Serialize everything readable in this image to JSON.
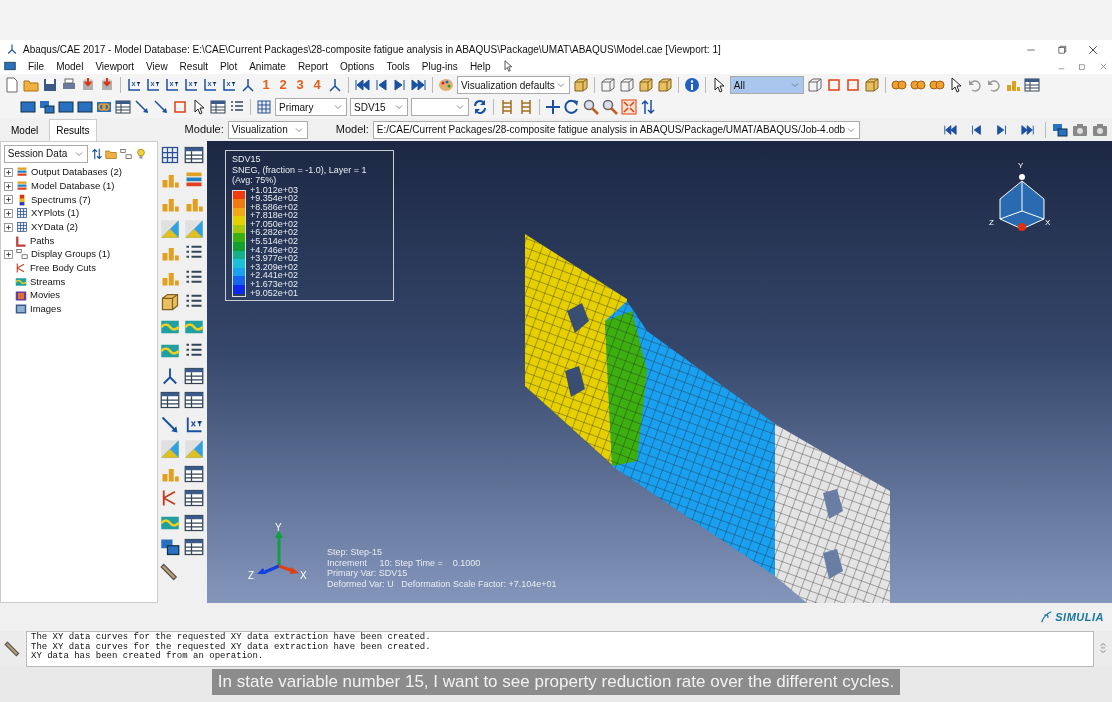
{
  "window": {
    "title": "Abaqus/CAE 2017 - Model Database: E:\\CAE\\Current Packages\\28-composite fatigue analysis in ABAQUS\\Package\\UMAT\\ABAQUS\\Model.cae [Viewport: 1]"
  },
  "menu": [
    "File",
    "Model",
    "Viewport",
    "View",
    "Result",
    "Plot",
    "Animate",
    "Report",
    "Options",
    "Tools",
    "Plug-ins",
    "Help"
  ],
  "toolbar": {
    "view_numbers": [
      "1",
      "2",
      "3",
      "4"
    ],
    "render_style": "Visualization defaults",
    "selection_filter": "All",
    "field_output_kind": "Primary",
    "field_output_variable": "SDV15"
  },
  "context": {
    "module_label": "Module:",
    "module": "Visualization",
    "model_label": "Model:",
    "model": "E:/CAE/Current Packages/28-composite fatigue analysis in ABAQUS/Package/UMAT/ABAQUS/Job-4.odb"
  },
  "tabs": [
    {
      "label": "Model",
      "selected": false
    },
    {
      "label": "Results",
      "selected": true
    }
  ],
  "session": {
    "value": "Session Data"
  },
  "tree": [
    {
      "label": "Output Databases (2)",
      "expandable": true
    },
    {
      "label": "Model Database (1)",
      "expandable": true
    },
    {
      "label": "Spectrums (7)",
      "expandable": true
    },
    {
      "label": "XYPlots (1)",
      "expandable": true
    },
    {
      "label": "XYData (2)",
      "expandable": true
    },
    {
      "label": "Paths",
      "expandable": false
    },
    {
      "label": "Display Groups (1)",
      "expandable": true
    },
    {
      "label": "Free Body Cuts",
      "expandable": false
    },
    {
      "label": "Streams",
      "expandable": false
    },
    {
      "label": "Movies",
      "expandable": false
    },
    {
      "label": "Images",
      "expandable": false
    }
  ],
  "legend": {
    "title": "SDV15",
    "subtitle": "SNEG, (fraction = -1.0), Layer = 1",
    "average": "(Avg: 75%)",
    "values": [
      "+1.012e+03",
      "+9.354e+02",
      "+8.586e+02",
      "+7.818e+02",
      "+7.050e+02",
      "+6.282e+02",
      "+5.514e+02",
      "+4.746e+02",
      "+3.977e+02",
      "+3.209e+02",
      "+2.441e+02",
      "+1.673e+02",
      "+9.052e+01"
    ],
    "bands": [
      {
        "color": "#f03a10"
      },
      {
        "color": "#f27a12"
      },
      {
        "color": "#f2a814"
      },
      {
        "color": "#e6d000"
      },
      {
        "color": "#a8c810"
      },
      {
        "color": "#3cb010"
      },
      {
        "color": "#12a030"
      },
      {
        "color": "#14b08c"
      },
      {
        "color": "#18c0d8"
      },
      {
        "color": "#1aa0f0"
      },
      {
        "color": "#1466f0"
      },
      {
        "color": "#0a28f0"
      }
    ]
  },
  "step_info": [
    "Step: Step-15",
    "Increment     10: Step Time =    0.1000",
    "Primary Var: SDV15",
    "Deformed Var: U   Deformation Scale Factor: +7.104e+01"
  ],
  "triad": {
    "y": "Y",
    "z": "Z",
    "x": "X"
  },
  "view_triad": {
    "y": "Y",
    "z": "Z",
    "x": "X"
  },
  "brand": "SIMULIA",
  "messages": [
    "The XY data curves for the requested XY data extraction have been created.",
    "The XY data curves for the requested XY data extraction have been created.",
    "XY data has been created from an operation."
  ],
  "caption": "In state variable number 15, I want to see property reduction rate over the different cycles."
}
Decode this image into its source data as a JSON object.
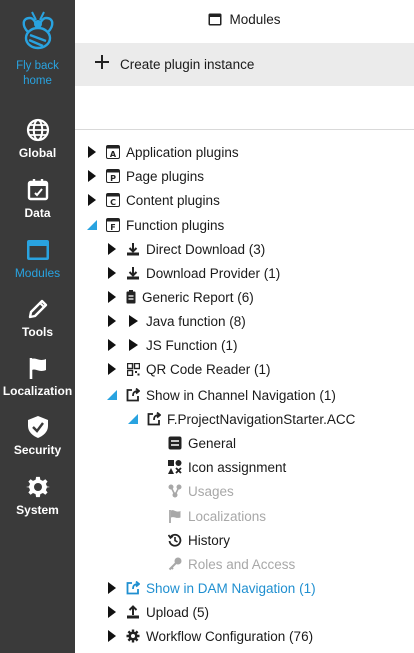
{
  "sidebar": {
    "logo_label": "Fly back home",
    "items": [
      {
        "label": "Global",
        "icon": "globe-icon"
      },
      {
        "label": "Data",
        "icon": "calendar-icon"
      },
      {
        "label": "Modules",
        "icon": "window-icon",
        "active": true
      },
      {
        "label": "Tools",
        "icon": "pencil-icon"
      },
      {
        "label": "Localization",
        "icon": "flag-icon"
      },
      {
        "label": "Security",
        "icon": "shield-icon"
      },
      {
        "label": "System",
        "icon": "gear-icon"
      }
    ]
  },
  "header": {
    "title": "Modules"
  },
  "toolbar": {
    "create_label": "Create plugin instance"
  },
  "tree": {
    "application_plugins": "Application plugins",
    "page_plugins": "Page plugins",
    "content_plugins": "Content plugins",
    "function_plugins": "Function plugins",
    "direct_download": "Direct Download (3)",
    "download_provider": "Download Provider (1)",
    "generic_report": "Generic Report (6)",
    "java_function": "Java function (8)",
    "js_function": "JS Function (1)",
    "qr_code_reader": "QR Code Reader (1)",
    "show_channel_nav": "Show in Channel Navigation (1)",
    "project_nav_starter": "F.ProjectNavigationStarter.ACC",
    "general": "General",
    "icon_assignment": "Icon assignment",
    "usages": "Usages",
    "localizations": "Localizations",
    "history": "History",
    "roles_access": "Roles and Access",
    "show_dam_nav": "Show in DAM Navigation (1)",
    "upload": "Upload (5)",
    "workflow_config": "Workflow Configuration (76)"
  },
  "colors": {
    "sidebar_bg": "#3a3a3a",
    "accent": "#29a3e0",
    "link": "#1f8fd0",
    "disabled": "#a8a8a8",
    "toolbar_bg": "#ebebeb"
  }
}
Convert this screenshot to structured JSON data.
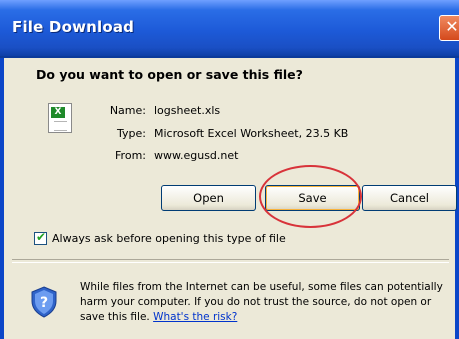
{
  "window": {
    "title": "File Download",
    "close_symbol": "✕"
  },
  "dialog": {
    "question": "Do you want to open or save this file?",
    "file_icon": "excel-file-icon",
    "file_icon_glyph": "X",
    "name_label": "Name:",
    "name_value": "logsheet.xls",
    "type_label": "Type:",
    "type_value": "Microsoft Excel Worksheet, 23.5 KB",
    "from_label": "From:",
    "from_value": "www.egusd.net",
    "buttons": {
      "open": "Open",
      "save": "Save",
      "cancel": "Cancel"
    },
    "always_ask": {
      "label": "Always ask before opening this type of file",
      "checked": true
    },
    "warning": {
      "icon": "shield-question-icon",
      "line1": "While files from the Internet can be useful, some files can potentially",
      "line2": "harm your computer. If you do not trust the source, do not open or",
      "line3": "save this file.",
      "link": "What's the risk?"
    }
  },
  "annotation": {
    "highlight_color": "#d8333a",
    "highlight_target": "save-button"
  },
  "colors": {
    "titlebar": "#1d5ad8",
    "dialog_bg": "#ece9d8",
    "button_border": "#003c74",
    "link": "#0033cc"
  }
}
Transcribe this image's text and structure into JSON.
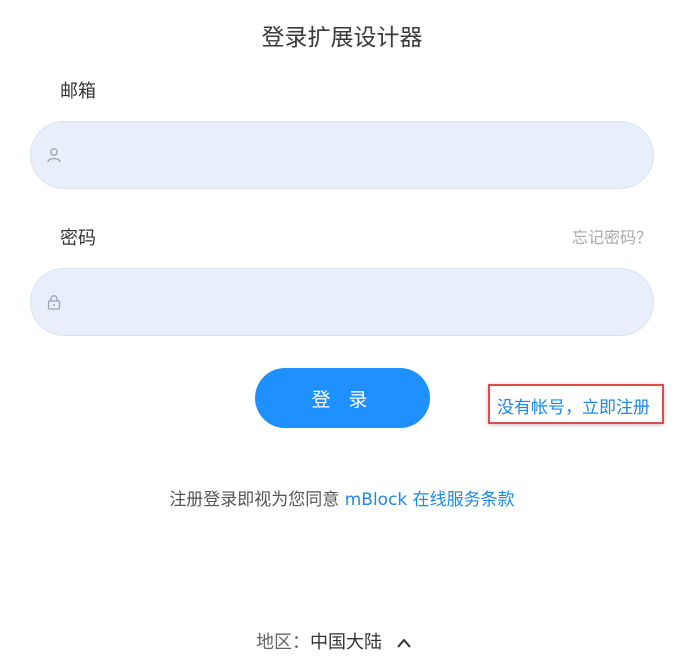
{
  "title": "登录扩展设计器",
  "email": {
    "label": "邮箱",
    "placeholder": "",
    "icon": "user-icon"
  },
  "password": {
    "label": "密码",
    "placeholder": "",
    "icon": "lock-icon",
    "forgot_label": "忘记密码？"
  },
  "login_button_label": "登 录",
  "register_link": "没有帐号，立即注册",
  "terms": {
    "prefix": "注册登录即视为您同意 ",
    "link": "mBlock 在线服务条款"
  },
  "region": {
    "label": "地区：",
    "value": "中国大陆",
    "icon": "chevron-up-icon"
  },
  "colors": {
    "accent": "#1e90ff",
    "input_bg": "#e8effb",
    "highlight_box": "#e14a4a"
  }
}
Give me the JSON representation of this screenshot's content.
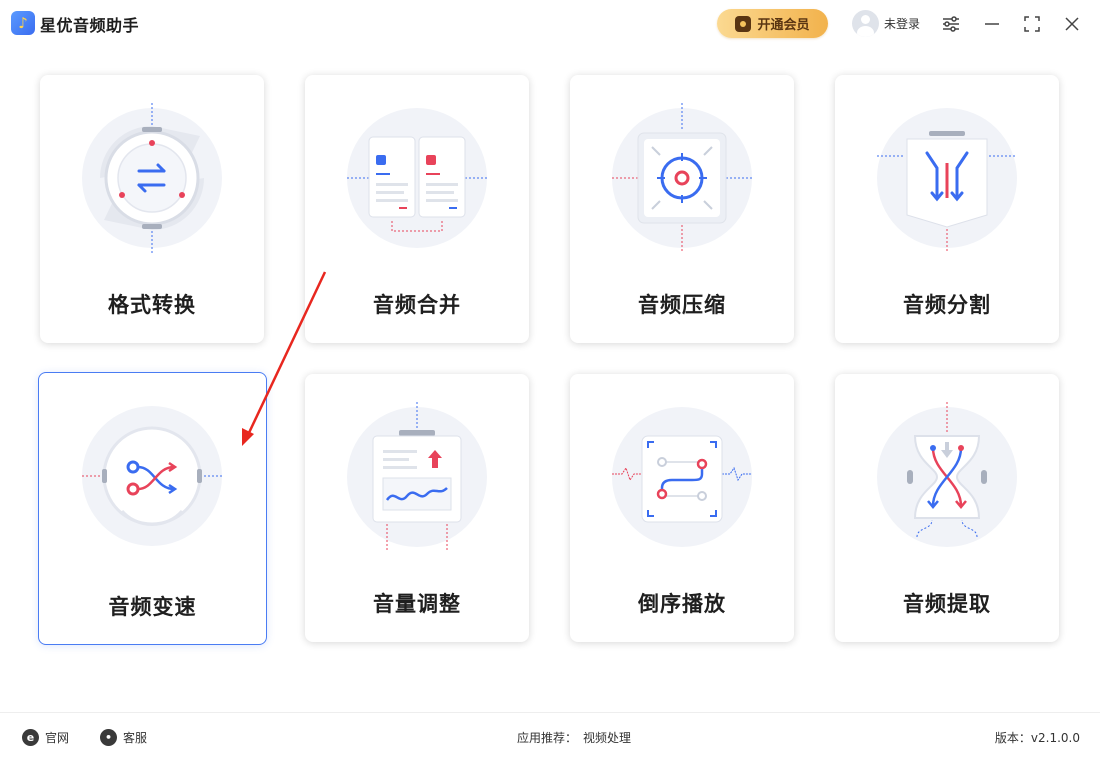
{
  "app": {
    "title": "星优音频助手",
    "logo_glyph": "♪"
  },
  "header": {
    "vip_label": "开通会员",
    "login_label": "未登录"
  },
  "tools": [
    {
      "label": "格式转换"
    },
    {
      "label": "音频合并"
    },
    {
      "label": "音频压缩"
    },
    {
      "label": "音频分割"
    },
    {
      "label": "音频变速"
    },
    {
      "label": "音量调整"
    },
    {
      "label": "倒序播放"
    },
    {
      "label": "音频提取"
    }
  ],
  "footer": {
    "website_label": "官网",
    "service_label": "客服",
    "recommend_label": "应用推荐：",
    "recommend_link": "视频处理",
    "version_label": "版本：",
    "version_value": "v2.1.0.0"
  },
  "colors": {
    "accent_blue": "#3a6cf0",
    "accent_red": "#e8435a",
    "vip_gold": "#f2b24c"
  }
}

════════════════

Your goal:
Locate the line containing "Transcribe this image's" in the material above, then repeat it and every later line exactly, with no pictures.

Answer below:
Transcribe this image's text and structure into JSON.
{
  "title": "登录扩展设计器",
  "email": {
    "label": "邮箱",
    "placeholder": "",
    "icon": "user-icon"
  },
  "password": {
    "label": "密码",
    "placeholder": "",
    "icon": "lock-icon",
    "forgot_label": "忘记密码？"
  },
  "login_button_label": "登 录",
  "register_link": "没有帐号，立即注册",
  "terms": {
    "prefix": "注册登录即视为您同意 ",
    "link": "mBlock 在线服务条款"
  },
  "region": {
    "label": "地区：",
    "value": "中国大陆",
    "icon": "chevron-up-icon"
  },
  "colors": {
    "accent": "#1e90ff",
    "input_bg": "#e8effb",
    "highlight_box": "#e14a4a"
  }
}
Give me the JSON representation of this screenshot's content.
{
  "app": {
    "title": "星优音频助手",
    "logo_glyph": "♪"
  },
  "header": {
    "vip_label": "开通会员",
    "login_label": "未登录"
  },
  "tools": [
    {
      "label": "格式转换"
    },
    {
      "label": "音频合并"
    },
    {
      "label": "音频压缩"
    },
    {
      "label": "音频分割"
    },
    {
      "label": "音频变速"
    },
    {
      "label": "音量调整"
    },
    {
      "label": "倒序播放"
    },
    {
      "label": "音频提取"
    }
  ],
  "footer": {
    "website_label": "官网",
    "service_label": "客服",
    "recommend_label": "应用推荐：",
    "recommend_link": "视频处理",
    "version_label": "版本：",
    "version_value": "v2.1.0.0"
  },
  "colors": {
    "accent_blue": "#3a6cf0",
    "accent_red": "#e8435a",
    "vip_gold": "#f2b24c"
  }
}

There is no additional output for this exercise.